§ **Task to complete**: Transcribe the records that follow exactly. Skip the pictures.

§ **Input material**:
↓

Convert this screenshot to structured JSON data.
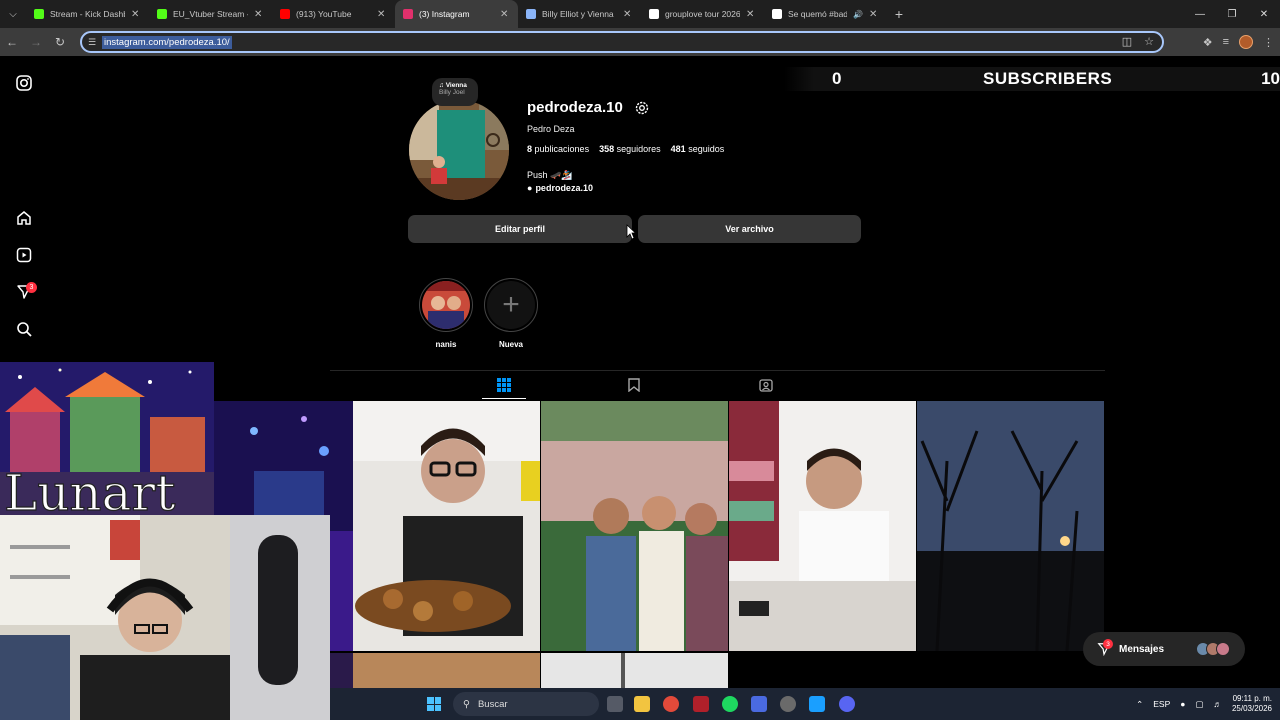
{
  "browser": {
    "tabs": [
      {
        "title": "Stream - Kick Dashboard",
        "favicon": "kick-icon",
        "color": "#53fc18"
      },
      {
        "title": "EU_Vtuber Stream - Kick",
        "favicon": "kick-icon",
        "color": "#53fc18"
      },
      {
        "title": "(913) YouTube",
        "favicon": "youtube-icon",
        "color": "#ff0000"
      },
      {
        "title": "(3) Instagram",
        "favicon": "instagram-icon",
        "color": "#e1306c",
        "active": true
      },
      {
        "title": "Billy Elliot y Vienna",
        "favicon": "gemini-icon",
        "color": "#8ab4f8"
      },
      {
        "title": "grouplove tour 2026",
        "favicon": "google-icon",
        "color": "#ffffff"
      },
      {
        "title": "Se quemó #badb",
        "favicon": "tiktok-icon",
        "color": "#ffffff",
        "audio": true
      }
    ],
    "url": "instagram.com/pedrodeza.10/"
  },
  "sidebar": {
    "notifications_badge": "3"
  },
  "profile": {
    "note_title": "Vienna",
    "note_artist": "Billy Joel",
    "username": "pedrodeza.10",
    "full_name": "Pedro Deza",
    "posts_count": "8",
    "posts_label": "publicaciones",
    "followers_count": "358",
    "followers_label": "seguidores",
    "following_count": "481",
    "following_label": "seguidos",
    "bio": "Push 🛹🏂",
    "threads_handle": "pedrodeza.10",
    "edit_button": "Editar perfil",
    "archive_button": "Ver archivo"
  },
  "highlights": [
    {
      "label": "nanis"
    },
    {
      "label": "Nueva"
    }
  ],
  "stream_overlay": {
    "sub_count": "0",
    "sub_label": "SUBSCRIBERS",
    "sub_goal": "10",
    "art_text": "Lunart"
  },
  "messages": {
    "label": "Mensajes",
    "badge": "3"
  },
  "taskbar": {
    "search_placeholder": "Buscar",
    "language": "ESP",
    "time": "09:11 p. m.",
    "date": "25/03/2026"
  }
}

↑

§ **Solution for this exercise**:
Convert this screenshot to structured JSON data.
{
  "browser": {
    "tabs": [
      {
        "title": "Stream - Kick Dashboard",
        "favicon": "kick-icon",
        "color": "#53fc18"
      },
      {
        "title": "EU_Vtuber Stream - Kick",
        "favicon": "kick-icon",
        "color": "#53fc18"
      },
      {
        "title": "(913) YouTube",
        "favicon": "youtube-icon",
        "color": "#ff0000"
      },
      {
        "title": "(3) Instagram",
        "favicon": "instagram-icon",
        "color": "#e1306c",
        "active": true
      },
      {
        "title": "Billy Elliot y Vienna",
        "favicon": "gemini-icon",
        "color": "#8ab4f8"
      },
      {
        "title": "grouplove tour 2026",
        "favicon": "google-icon",
        "color": "#ffffff"
      },
      {
        "title": "Se quemó #badb",
        "favicon": "tiktok-icon",
        "color": "#ffffff",
        "audio": true
      }
    ],
    "url": "instagram.com/pedrodeza.10/"
  },
  "sidebar": {
    "notifications_badge": "3"
  },
  "profile": {
    "note_title": "Vienna",
    "note_artist": "Billy Joel",
    "username": "pedrodeza.10",
    "full_name": "Pedro Deza",
    "posts_count": "8",
    "posts_label": "publicaciones",
    "followers_count": "358",
    "followers_label": "seguidores",
    "following_count": "481",
    "following_label": "seguidos",
    "bio": "Push 🛹🏂",
    "threads_handle": "pedrodeza.10",
    "edit_button": "Editar perfil",
    "archive_button": "Ver archivo"
  },
  "highlights": [
    {
      "label": "nanis"
    },
    {
      "label": "Nueva"
    }
  ],
  "stream_overlay": {
    "sub_count": "0",
    "sub_label": "SUBSCRIBERS",
    "sub_goal": "10",
    "art_text": "Lunart"
  },
  "messages": {
    "label": "Mensajes",
    "badge": "3"
  },
  "taskbar": {
    "search_placeholder": "Buscar",
    "language": "ESP",
    "time": "09:11 p. m.",
    "date": "25/03/2026"
  }
}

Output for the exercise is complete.